> _Dataset records_:

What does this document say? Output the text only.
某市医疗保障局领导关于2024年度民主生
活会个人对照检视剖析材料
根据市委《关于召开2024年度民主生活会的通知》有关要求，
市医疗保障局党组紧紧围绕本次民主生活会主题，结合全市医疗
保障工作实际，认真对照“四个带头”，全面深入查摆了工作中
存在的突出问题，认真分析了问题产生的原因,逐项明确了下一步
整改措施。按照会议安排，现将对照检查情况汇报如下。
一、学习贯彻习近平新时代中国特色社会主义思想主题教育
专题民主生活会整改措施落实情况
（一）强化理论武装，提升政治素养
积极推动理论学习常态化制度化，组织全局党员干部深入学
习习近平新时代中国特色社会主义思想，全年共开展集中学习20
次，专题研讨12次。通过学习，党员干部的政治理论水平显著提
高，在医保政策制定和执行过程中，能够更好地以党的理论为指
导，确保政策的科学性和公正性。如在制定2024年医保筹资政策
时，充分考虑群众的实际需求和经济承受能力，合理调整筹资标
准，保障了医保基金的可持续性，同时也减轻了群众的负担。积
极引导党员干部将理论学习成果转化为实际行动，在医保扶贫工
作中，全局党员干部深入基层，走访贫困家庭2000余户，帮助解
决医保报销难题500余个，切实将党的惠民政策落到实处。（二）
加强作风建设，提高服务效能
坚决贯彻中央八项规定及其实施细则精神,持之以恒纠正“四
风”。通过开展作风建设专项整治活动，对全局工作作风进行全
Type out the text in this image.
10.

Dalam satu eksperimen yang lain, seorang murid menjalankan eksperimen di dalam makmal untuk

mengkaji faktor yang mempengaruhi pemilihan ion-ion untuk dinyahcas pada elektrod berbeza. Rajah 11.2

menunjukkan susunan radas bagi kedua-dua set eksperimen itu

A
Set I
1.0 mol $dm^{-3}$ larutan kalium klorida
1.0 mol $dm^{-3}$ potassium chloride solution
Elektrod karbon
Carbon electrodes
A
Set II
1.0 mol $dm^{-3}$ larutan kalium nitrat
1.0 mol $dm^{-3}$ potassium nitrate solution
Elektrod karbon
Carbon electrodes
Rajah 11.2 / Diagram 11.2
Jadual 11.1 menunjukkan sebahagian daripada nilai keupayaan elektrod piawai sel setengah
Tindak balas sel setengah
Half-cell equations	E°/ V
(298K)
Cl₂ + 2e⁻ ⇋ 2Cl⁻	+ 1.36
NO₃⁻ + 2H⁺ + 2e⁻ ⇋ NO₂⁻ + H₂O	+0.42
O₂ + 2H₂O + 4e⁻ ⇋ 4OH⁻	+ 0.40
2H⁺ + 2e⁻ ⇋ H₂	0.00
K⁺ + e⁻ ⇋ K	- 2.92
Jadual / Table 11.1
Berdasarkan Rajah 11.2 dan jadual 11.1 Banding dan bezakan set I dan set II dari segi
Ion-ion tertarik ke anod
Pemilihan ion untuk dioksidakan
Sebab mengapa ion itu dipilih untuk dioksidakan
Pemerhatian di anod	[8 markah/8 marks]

> _To do_: The records above need to be transcribed in full. Keep every character unchanged.

> _Exercise output_:
What does this document say? Output the text only.
某市医疗保障局领导关于2024年度民主生
活会个人对照检视剖析材料
根据市委《关于召开2024年度民主生活会的通知》有关要求，
市医疗保障局党组紧紧围绕本次民主生活会主题，结合全市医疗
保障工作实际，认真对照“四个带头”，全面深入查摆了工作中
存在的突出问题，认真分析了问题产生的原因,逐项明确了下一步
整改措施。按照会议安排，现将对照检查情况汇报如下。
一、学习贯彻习近平新时代中国特色社会主义思想主题教育
专题民主生活会整改措施落实情况
（一）强化理论武装，提升政治素养
积极推动理论学习常态化制度化，组织全局党员干部深入学
习习近平新时代中国特色社会主义思想，全年共开展集中学习20
次，专题研讨12次。通过学习，党员干部的政治理论水平显著提
高，在医保政策制定和执行过程中，能够更好地以党的理论为指
导，确保政策的科学性和公正性。如在制定2024年医保筹资政策
时，充分考虑群众的实际需求和经济承受能力，合理调整筹资标
准，保障了医保基金的可持续性，同时也减轻了群众的负担。积
极引导党员干部将理论学习成果转化为实际行动，在医保扶贫工
作中，全局党员干部深入基层，走访贫困家庭2000余户，帮助解
决医保报销难题500余个，切实将党的惠民政策落到实处。（二）
加强作风建设，提高服务效能
坚决贯彻中央八项规定及其实施细则精神,持之以恒纠正“四
风”。通过开展作风建设专项整治活动，对全局工作作风进行全
Type out the text in this image.
10.

Dalam satu eksperimen yang lain, seorang murid menjalankan eksperimen di dalam makmal untuk

mengkaji faktor yang mempengaruhi pemilihan ion-ion untuk dinyahcas pada elektrod berbeza. Rajah 11.2

menunjukkan susunan radas bagi kedua-dua set eksperimen itu

A
Set I
1.0 mol $dm^{-3}$ larutan kalium klorida
1.0 mol $dm^{-3}$ potassium chloride solution
Elektrod karbon
Carbon electrodes
A
Set II
1.0 mol $dm^{-3}$ larutan kalium nitrat
1.0 mol $dm^{-3}$ potassium nitrate solution
Elektrod karbon
Carbon electrodes
Rajah 11.2 / Diagram 11.2
Jadual 11.1 menunjukkan sebahagian daripada nilai keupayaan elektrod piawai sel setengah
Tindak balas sel setengah
Half-cell equations	E°/ V
(298K)
Cl₂ + 2e⁻ ⇋ 2Cl⁻	+ 1.36
NO₃⁻ + 2H⁺ + 2e⁻ ⇋ NO₂⁻ + H₂O	+0.42
O₂ + 2H₂O + 4e⁻ ⇋ 4OH⁻	+ 0.40
2H⁺ + 2e⁻ ⇋ H₂	0.00
K⁺ + e⁻ ⇋ K	- 2.92
Jadual / Table 11.1
Berdasarkan Rajah 11.2 dan jadual 11.1 Banding dan bezakan set I dan set II dari segi
Ion-ion tertarik ke anod
Pemilihan ion untuk dioksidakan
Sebab mengapa ion itu dipilih untuk dioksidakan
Pemerhatian di anod	[8 markah/8 marks]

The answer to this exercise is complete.